• _What the exercise asks_: Copy out every line exactly as given.

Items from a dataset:
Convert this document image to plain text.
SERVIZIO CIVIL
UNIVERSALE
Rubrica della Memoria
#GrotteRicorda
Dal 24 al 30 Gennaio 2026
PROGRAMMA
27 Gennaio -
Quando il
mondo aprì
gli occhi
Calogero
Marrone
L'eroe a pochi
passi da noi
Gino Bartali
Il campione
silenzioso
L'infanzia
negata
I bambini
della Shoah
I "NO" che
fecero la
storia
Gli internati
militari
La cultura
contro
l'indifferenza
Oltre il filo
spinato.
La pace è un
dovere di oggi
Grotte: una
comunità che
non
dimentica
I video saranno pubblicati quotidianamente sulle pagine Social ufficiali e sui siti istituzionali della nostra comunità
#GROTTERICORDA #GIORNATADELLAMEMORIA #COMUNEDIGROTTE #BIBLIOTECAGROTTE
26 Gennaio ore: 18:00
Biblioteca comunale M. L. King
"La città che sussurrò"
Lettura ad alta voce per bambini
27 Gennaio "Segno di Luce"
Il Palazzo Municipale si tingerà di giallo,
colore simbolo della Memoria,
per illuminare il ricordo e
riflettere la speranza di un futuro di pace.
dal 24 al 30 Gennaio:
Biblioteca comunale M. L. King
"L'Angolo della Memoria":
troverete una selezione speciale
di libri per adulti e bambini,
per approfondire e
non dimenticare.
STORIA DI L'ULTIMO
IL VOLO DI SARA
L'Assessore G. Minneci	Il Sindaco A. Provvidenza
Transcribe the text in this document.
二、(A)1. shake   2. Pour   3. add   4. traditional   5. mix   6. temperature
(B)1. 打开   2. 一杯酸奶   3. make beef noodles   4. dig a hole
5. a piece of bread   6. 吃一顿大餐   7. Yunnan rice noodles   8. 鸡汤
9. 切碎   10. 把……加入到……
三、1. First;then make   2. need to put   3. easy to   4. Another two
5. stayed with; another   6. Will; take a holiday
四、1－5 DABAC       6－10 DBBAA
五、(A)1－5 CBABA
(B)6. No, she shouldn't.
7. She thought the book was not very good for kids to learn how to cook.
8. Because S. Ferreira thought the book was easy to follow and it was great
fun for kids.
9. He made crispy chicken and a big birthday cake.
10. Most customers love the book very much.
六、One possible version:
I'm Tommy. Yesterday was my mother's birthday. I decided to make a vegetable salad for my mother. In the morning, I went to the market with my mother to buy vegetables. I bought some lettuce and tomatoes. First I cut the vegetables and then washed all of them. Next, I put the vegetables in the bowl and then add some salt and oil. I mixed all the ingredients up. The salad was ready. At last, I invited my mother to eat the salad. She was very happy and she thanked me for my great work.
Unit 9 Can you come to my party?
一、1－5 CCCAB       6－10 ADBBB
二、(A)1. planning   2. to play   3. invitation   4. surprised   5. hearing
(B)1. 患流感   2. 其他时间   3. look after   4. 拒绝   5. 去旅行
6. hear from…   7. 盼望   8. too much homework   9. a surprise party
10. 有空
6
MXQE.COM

• _Solution for this exercise_:
Convert this document image to plain text.
SERVIZIO CIVIL
UNIVERSALE
Rubrica della Memoria
#GrotteRicorda
Dal 24 al 30 Gennaio 2026
PROGRAMMA
27 Gennaio -
Quando il
mondo aprì
gli occhi
Calogero
Marrone
L'eroe a pochi
passi da noi
Gino Bartali
Il campione
silenzioso
L'infanzia
negata
I bambini
della Shoah
I "NO" che
fecero la
storia
Gli internati
militari
La cultura
contro
l'indifferenza
Oltre il filo
spinato.
La pace è un
dovere di oggi
Grotte: una
comunità che
non
dimentica
I video saranno pubblicati quotidianamente sulle pagine Social ufficiali e sui siti istituzionali della nostra comunità
#GROTTERICORDA #GIORNATADELLAMEMORIA #COMUNEDIGROTTE #BIBLIOTECAGROTTE
26 Gennaio ore: 18:00
Biblioteca comunale M. L. King
"La città che sussurrò"
Lettura ad alta voce per bambini
27 Gennaio "Segno di Luce"
Il Palazzo Municipale si tingerà di giallo,
colore simbolo della Memoria,
per illuminare il ricordo e
riflettere la speranza di un futuro di pace.
dal 24 al 30 Gennaio:
Biblioteca comunale M. L. King
"L'Angolo della Memoria":
troverete una selezione speciale
di libri per adulti e bambini,
per approfondire e
non dimenticare.
STORIA DI L'ULTIMO
IL VOLO DI SARA
L'Assessore G. Minneci	Il Sindaco A. Provvidenza
Transcribe the text in this document.
二、(A)1. shake   2. Pour   3. add   4. traditional   5. mix   6. temperature
(B)1. 打开   2. 一杯酸奶   3. make beef noodles   4. dig a hole
5. a piece of bread   6. 吃一顿大餐   7. Yunnan rice noodles   8. 鸡汤
9. 切碎   10. 把……加入到……
三、1. First;then make   2. need to put   3. easy to   4. Another two
5. stayed with; another   6. Will; take a holiday
四、1－5 DABAC       6－10 DBBAA
五、(A)1－5 CBABA
(B)6. No, she shouldn't.
7. She thought the book was not very good for kids to learn how to cook.
8. Because S. Ferreira thought the book was easy to follow and it was great
fun for kids.
9. He made crispy chicken and a big birthday cake.
10. Most customers love the book very much.
六、One possible version:
I'm Tommy. Yesterday was my mother's birthday. I decided to make a vegetable salad for my mother. In the morning, I went to the market with my mother to buy vegetables. I bought some lettuce and tomatoes. First I cut the vegetables and then washed all of them. Next, I put the vegetables in the bowl and then add some salt and oil. I mixed all the ingredients up. The salad was ready. At last, I invited my mother to eat the salad. She was very happy and she thanked me for my great work.
Unit 9 Can you come to my party?
一、1－5 CCCAB       6－10 ADBBB
二、(A)1. planning   2. to play   3. invitation   4. surprised   5. hearing
(B)1. 患流感   2. 其他时间   3. look after   4. 拒绝   5. 去旅行
6. hear from…   7. 盼望   8. too much homework   9. a surprise party
10. 有空
6
MXQE.COM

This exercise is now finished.